Reproduce each line of the listing exactly.

[Figure content listings]
● ● ● ● ●

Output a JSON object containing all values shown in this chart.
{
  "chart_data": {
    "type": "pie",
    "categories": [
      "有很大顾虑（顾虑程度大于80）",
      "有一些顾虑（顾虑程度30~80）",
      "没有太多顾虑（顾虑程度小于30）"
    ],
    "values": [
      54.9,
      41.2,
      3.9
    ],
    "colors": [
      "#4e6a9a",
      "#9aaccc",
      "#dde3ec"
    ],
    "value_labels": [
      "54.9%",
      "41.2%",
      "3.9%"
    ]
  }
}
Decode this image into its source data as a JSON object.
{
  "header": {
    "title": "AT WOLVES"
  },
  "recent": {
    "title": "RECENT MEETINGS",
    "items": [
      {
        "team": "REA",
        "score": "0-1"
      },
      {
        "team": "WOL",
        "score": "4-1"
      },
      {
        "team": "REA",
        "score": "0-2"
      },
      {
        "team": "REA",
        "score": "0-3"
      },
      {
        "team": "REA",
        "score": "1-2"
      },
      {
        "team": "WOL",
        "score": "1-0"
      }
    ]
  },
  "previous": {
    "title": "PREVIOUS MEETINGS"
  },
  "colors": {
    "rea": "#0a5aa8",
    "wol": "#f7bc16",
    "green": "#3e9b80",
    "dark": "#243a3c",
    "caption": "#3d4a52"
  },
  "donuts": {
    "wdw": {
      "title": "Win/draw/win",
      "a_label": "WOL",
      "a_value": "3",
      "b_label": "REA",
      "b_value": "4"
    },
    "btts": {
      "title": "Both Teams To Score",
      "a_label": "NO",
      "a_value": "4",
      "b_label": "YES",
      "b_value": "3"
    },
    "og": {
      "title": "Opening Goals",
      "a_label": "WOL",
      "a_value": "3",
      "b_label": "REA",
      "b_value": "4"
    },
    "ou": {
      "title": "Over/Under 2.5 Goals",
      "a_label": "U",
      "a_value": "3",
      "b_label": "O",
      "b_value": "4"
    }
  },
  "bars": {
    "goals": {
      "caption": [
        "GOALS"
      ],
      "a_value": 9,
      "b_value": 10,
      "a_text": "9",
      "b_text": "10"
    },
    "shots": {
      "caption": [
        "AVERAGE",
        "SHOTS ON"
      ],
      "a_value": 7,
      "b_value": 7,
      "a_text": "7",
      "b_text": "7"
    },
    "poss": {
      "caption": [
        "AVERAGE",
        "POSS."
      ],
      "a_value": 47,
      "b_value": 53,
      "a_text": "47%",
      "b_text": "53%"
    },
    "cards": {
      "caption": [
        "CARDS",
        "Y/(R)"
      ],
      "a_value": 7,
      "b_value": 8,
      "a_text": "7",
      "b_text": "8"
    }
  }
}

● ● ● ● ●

> **SOLUTION**:
Output a JSON object containing all values shown in this chart.
{
  "chart_data": {
    "type": "pie",
    "categories": [
      "有很大顾虑（顾虑程度大于80）",
      "有一些顾虑（顾虑程度30~80）",
      "没有太多顾虑（顾虑程度小于30）"
    ],
    "values": [
      54.9,
      41.2,
      3.9
    ],
    "colors": [
      "#4e6a9a",
      "#9aaccc",
      "#dde3ec"
    ],
    "value_labels": [
      "54.9%",
      "41.2%",
      "3.9%"
    ]
  }
}
Decode this image into its source data as a JSON object.
{
  "header": {
    "title": "AT WOLVES"
  },
  "recent": {
    "title": "RECENT MEETINGS",
    "items": [
      {
        "team": "REA",
        "score": "0-1"
      },
      {
        "team": "WOL",
        "score": "4-1"
      },
      {
        "team": "REA",
        "score": "0-2"
      },
      {
        "team": "REA",
        "score": "0-3"
      },
      {
        "team": "REA",
        "score": "1-2"
      },
      {
        "team": "WOL",
        "score": "1-0"
      }
    ]
  },
  "previous": {
    "title": "PREVIOUS MEETINGS"
  },
  "colors": {
    "rea": "#0a5aa8",
    "wol": "#f7bc16",
    "green": "#3e9b80",
    "dark": "#243a3c",
    "caption": "#3d4a52"
  },
  "donuts": {
    "wdw": {
      "title": "Win/draw/win",
      "a_label": "WOL",
      "a_value": "3",
      "b_label": "REA",
      "b_value": "4"
    },
    "btts": {
      "title": "Both Teams To Score",
      "a_label": "NO",
      "a_value": "4",
      "b_label": "YES",
      "b_value": "3"
    },
    "og": {
      "title": "Opening Goals",
      "a_label": "WOL",
      "a_value": "3",
      "b_label": "REA",
      "b_value": "4"
    },
    "ou": {
      "title": "Over/Under 2.5 Goals",
      "a_label": "U",
      "a_value": "3",
      "b_label": "O",
      "b_value": "4"
    }
  },
  "bars": {
    "goals": {
      "caption": [
        "GOALS"
      ],
      "a_value": 9,
      "b_value": 10,
      "a_text": "9",
      "b_text": "10"
    },
    "shots": {
      "caption": [
        "AVERAGE",
        "SHOTS ON"
      ],
      "a_value": 7,
      "b_value": 7,
      "a_text": "7",
      "b_text": "7"
    },
    "poss": {
      "caption": [
        "AVERAGE",
        "POSS."
      ],
      "a_value": 47,
      "b_value": 53,
      "a_text": "47%",
      "b_text": "53%"
    },
    "cards": {
      "caption": [
        "CARDS",
        "Y/(R)"
      ],
      "a_value": 7,
      "b_value": 8,
      "a_text": "7",
      "b_text": "8"
    }
  }
}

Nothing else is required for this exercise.